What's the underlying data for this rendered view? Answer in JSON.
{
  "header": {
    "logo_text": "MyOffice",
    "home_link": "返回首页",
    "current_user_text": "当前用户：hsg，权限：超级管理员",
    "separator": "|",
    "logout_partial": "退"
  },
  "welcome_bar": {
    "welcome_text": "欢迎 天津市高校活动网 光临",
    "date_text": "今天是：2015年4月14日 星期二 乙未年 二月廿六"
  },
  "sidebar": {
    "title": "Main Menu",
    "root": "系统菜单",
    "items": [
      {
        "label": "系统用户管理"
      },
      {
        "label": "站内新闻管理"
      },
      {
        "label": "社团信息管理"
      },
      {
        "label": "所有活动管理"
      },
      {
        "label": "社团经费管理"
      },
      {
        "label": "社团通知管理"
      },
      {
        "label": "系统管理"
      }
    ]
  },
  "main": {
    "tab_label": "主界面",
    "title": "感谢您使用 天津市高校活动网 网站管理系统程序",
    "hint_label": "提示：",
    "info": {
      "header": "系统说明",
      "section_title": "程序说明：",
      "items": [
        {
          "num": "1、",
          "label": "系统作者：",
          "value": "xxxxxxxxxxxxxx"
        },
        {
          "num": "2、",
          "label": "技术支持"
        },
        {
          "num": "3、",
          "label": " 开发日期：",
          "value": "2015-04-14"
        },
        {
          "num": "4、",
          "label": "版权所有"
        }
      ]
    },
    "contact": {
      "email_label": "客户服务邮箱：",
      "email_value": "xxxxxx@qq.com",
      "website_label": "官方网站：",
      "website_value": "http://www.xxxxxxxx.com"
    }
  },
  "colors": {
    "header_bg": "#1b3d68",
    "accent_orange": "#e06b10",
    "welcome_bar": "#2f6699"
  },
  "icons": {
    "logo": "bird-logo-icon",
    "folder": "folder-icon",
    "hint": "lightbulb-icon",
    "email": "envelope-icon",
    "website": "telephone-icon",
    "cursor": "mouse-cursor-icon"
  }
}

====

• **TO BE DONE**
Faithfully copy every entry, leaving nothing out.

• **EXERCISE SOLUTION**
What's the underlying data for this rendered view? Answer in JSON.
{
  "header": {
    "logo_text": "MyOffice",
    "home_link": "返回首页",
    "current_user_text": "当前用户：hsg，权限：超级管理员",
    "separator": "|",
    "logout_partial": "退"
  },
  "welcome_bar": {
    "welcome_text": "欢迎 天津市高校活动网 光临",
    "date_text": "今天是：2015年4月14日 星期二 乙未年 二月廿六"
  },
  "sidebar": {
    "title": "Main Menu",
    "root": "系统菜单",
    "items": [
      {
        "label": "系统用户管理"
      },
      {
        "label": "站内新闻管理"
      },
      {
        "label": "社团信息管理"
      },
      {
        "label": "所有活动管理"
      },
      {
        "label": "社团经费管理"
      },
      {
        "label": "社团通知管理"
      },
      {
        "label": "系统管理"
      }
    ]
  },
  "main": {
    "tab_label": "主界面",
    "title": "感谢您使用 天津市高校活动网 网站管理系统程序",
    "hint_label": "提示：",
    "info": {
      "header": "系统说明",
      "section_title": "程序说明：",
      "items": [
        {
          "num": "1、",
          "label": "系统作者：",
          "value": "xxxxxxxxxxxxxx"
        },
        {
          "num": "2、",
          "label": "技术支持"
        },
        {
          "num": "3、",
          "label": " 开发日期：",
          "value": "2015-04-14"
        },
        {
          "num": "4、",
          "label": "版权所有"
        }
      ]
    },
    "contact": {
      "email_label": "客户服务邮箱：",
      "email_value": "xxxxxx@qq.com",
      "website_label": "官方网站：",
      "website_value": "http://www.xxxxxxxx.com"
    }
  },
  "colors": {
    "header_bg": "#1b3d68",
    "accent_orange": "#e06b10",
    "welcome_bar": "#2f6699"
  },
  "icons": {
    "logo": "bird-logo-icon",
    "folder": "folder-icon",
    "hint": "lightbulb-icon",
    "email": "envelope-icon",
    "website": "telephone-icon",
    "cursor": "mouse-cursor-icon"
  }
}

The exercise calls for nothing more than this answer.